■ DO THIS: Go through the material below and copy each line where the word "right" appears.

■ DATA:
>> begin
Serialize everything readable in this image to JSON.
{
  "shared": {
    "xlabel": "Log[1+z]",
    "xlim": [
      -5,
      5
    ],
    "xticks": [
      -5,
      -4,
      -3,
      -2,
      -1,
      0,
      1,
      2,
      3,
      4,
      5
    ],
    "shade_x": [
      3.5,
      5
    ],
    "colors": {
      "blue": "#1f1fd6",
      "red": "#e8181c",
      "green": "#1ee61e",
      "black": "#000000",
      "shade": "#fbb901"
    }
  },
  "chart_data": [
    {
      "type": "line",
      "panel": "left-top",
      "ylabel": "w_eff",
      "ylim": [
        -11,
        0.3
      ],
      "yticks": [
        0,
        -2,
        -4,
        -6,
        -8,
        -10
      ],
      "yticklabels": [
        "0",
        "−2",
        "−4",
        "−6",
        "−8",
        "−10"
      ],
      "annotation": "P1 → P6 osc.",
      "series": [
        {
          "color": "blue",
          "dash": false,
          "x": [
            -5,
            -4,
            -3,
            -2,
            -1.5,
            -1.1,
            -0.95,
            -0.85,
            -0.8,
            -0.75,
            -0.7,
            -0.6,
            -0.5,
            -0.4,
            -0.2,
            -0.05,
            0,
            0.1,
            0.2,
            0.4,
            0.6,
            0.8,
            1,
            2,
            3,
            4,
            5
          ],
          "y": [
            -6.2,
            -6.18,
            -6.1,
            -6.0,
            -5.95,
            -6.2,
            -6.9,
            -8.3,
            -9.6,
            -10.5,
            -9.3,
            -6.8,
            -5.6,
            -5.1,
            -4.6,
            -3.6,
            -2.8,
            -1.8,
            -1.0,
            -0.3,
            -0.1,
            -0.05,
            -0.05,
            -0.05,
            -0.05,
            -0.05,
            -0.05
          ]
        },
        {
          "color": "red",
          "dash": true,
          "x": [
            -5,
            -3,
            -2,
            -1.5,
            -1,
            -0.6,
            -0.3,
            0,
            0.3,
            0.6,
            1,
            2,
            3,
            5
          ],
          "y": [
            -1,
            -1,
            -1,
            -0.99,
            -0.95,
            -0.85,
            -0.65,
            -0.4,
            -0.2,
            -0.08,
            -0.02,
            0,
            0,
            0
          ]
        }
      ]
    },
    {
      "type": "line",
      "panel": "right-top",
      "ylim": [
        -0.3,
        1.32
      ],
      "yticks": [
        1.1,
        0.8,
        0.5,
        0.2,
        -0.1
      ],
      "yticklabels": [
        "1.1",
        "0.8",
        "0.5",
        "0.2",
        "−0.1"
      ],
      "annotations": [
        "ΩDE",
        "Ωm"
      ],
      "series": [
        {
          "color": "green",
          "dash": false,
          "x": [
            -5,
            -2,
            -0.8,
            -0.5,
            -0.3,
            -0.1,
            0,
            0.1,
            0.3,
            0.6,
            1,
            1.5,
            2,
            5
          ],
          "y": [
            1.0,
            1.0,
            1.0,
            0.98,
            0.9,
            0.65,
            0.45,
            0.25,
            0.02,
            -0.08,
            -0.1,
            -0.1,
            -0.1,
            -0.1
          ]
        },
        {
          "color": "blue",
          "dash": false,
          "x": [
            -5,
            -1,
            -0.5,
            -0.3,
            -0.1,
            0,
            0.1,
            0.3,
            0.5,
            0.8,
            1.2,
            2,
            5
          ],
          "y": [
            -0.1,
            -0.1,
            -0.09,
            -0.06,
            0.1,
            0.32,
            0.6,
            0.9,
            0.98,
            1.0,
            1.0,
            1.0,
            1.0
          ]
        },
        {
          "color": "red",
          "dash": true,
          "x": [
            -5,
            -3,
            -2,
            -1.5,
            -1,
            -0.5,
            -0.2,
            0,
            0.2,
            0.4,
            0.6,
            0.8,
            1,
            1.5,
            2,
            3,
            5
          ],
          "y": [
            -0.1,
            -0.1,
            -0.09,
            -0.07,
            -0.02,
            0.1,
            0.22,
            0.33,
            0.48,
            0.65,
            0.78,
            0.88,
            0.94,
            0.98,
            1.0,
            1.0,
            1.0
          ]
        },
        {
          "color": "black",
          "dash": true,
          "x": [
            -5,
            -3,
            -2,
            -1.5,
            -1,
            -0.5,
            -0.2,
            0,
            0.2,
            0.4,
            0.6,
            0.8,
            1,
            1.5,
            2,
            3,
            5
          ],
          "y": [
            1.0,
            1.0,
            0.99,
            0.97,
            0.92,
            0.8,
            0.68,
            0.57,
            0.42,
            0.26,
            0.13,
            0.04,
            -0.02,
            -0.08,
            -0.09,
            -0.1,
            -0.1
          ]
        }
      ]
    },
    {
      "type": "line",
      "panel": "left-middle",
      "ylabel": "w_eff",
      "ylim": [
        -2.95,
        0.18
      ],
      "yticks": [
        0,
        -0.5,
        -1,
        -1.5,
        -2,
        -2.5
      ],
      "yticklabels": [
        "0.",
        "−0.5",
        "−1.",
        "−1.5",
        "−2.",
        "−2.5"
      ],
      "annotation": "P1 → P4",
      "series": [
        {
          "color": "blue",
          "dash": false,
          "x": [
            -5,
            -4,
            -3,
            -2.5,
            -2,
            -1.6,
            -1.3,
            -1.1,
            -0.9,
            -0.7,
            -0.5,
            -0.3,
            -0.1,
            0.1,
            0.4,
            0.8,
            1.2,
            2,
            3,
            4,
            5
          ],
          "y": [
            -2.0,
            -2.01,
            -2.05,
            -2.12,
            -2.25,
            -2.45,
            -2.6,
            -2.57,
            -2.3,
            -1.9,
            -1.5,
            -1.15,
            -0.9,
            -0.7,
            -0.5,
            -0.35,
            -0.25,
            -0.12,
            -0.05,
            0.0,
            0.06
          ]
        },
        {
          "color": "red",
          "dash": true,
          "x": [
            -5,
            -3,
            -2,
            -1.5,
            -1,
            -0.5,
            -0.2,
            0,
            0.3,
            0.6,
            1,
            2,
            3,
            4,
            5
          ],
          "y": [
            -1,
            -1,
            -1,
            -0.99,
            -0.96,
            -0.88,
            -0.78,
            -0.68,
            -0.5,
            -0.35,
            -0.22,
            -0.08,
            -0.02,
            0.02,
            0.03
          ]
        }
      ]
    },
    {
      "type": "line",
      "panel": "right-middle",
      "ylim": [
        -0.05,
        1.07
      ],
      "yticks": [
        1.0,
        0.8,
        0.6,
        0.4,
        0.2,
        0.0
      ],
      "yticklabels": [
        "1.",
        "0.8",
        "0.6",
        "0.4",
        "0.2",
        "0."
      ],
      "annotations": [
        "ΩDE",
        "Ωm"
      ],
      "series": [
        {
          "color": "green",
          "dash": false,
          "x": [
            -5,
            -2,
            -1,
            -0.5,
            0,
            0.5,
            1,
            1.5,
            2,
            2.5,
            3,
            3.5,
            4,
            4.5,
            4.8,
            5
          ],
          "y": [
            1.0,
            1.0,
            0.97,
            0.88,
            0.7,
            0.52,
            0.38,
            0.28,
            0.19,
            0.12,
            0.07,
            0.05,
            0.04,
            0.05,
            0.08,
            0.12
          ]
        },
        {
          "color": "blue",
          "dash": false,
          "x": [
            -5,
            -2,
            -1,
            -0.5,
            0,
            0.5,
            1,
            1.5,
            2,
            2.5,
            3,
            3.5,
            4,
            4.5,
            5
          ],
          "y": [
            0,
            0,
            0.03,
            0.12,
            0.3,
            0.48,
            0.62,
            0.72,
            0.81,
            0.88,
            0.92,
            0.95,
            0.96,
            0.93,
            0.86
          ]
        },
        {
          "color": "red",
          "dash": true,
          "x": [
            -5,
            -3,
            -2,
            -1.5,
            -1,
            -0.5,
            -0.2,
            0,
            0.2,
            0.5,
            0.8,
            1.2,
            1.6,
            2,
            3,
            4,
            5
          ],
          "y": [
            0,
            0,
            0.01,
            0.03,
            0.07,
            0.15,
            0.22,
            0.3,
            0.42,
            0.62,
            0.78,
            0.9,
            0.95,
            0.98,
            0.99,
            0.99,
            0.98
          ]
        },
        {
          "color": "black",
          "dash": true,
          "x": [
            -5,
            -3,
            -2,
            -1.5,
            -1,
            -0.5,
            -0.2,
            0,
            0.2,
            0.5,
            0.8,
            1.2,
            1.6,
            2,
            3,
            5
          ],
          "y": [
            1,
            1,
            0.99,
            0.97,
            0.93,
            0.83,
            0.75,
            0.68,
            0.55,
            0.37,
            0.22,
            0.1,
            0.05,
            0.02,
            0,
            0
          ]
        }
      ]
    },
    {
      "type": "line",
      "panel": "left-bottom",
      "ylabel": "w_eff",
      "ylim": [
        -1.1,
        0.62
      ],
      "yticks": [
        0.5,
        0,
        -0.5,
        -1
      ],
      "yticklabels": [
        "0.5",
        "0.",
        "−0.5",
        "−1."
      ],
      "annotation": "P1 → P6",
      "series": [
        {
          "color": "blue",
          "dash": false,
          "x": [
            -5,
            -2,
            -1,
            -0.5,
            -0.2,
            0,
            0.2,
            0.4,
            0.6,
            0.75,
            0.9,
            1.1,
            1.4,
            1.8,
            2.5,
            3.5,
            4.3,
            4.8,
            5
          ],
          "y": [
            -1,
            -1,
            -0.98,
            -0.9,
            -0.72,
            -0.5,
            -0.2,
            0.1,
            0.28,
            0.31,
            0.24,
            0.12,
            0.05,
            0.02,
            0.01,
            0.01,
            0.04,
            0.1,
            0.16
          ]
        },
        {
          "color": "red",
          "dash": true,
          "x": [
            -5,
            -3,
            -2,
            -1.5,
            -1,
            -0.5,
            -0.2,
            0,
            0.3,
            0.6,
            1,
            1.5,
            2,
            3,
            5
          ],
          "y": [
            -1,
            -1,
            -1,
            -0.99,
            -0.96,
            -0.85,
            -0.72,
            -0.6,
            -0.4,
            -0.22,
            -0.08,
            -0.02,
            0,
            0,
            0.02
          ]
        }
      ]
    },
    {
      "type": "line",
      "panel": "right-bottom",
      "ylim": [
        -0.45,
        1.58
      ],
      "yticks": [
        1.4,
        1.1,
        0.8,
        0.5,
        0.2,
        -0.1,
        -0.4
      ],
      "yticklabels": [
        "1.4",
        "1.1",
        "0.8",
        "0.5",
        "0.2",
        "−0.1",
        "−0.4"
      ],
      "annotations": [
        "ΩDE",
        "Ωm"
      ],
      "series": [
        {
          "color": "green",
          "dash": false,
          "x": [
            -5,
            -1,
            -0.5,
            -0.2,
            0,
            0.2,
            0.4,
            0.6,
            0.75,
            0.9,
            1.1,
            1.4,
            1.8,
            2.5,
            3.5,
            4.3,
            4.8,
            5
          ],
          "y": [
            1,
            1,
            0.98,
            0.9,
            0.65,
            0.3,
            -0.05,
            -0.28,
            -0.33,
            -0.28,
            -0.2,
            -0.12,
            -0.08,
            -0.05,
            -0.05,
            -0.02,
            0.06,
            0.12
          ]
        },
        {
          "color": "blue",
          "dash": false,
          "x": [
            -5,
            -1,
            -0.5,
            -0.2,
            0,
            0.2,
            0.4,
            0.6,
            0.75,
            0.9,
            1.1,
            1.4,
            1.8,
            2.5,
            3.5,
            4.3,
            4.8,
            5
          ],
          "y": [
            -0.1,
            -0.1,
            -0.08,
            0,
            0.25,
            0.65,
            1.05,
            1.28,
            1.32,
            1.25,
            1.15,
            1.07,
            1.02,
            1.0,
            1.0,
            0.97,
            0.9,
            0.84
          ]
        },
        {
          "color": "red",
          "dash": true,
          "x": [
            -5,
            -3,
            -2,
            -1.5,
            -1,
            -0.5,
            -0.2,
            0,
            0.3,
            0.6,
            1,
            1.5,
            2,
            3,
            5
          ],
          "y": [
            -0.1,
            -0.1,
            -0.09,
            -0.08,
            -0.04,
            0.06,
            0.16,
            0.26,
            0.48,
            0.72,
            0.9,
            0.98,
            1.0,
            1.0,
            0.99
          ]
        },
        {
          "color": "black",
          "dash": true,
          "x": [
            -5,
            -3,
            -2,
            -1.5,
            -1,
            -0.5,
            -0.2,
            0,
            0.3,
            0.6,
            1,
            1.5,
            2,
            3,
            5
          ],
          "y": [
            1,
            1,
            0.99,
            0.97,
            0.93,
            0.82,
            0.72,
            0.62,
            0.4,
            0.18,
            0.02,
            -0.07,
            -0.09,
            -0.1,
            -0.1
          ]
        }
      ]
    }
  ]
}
>> end
■ SOLUTION FOR THIS EXERCISE:
      "panel": "right-top",
      "panel": "right-middle",
      "panel": "right-bottom",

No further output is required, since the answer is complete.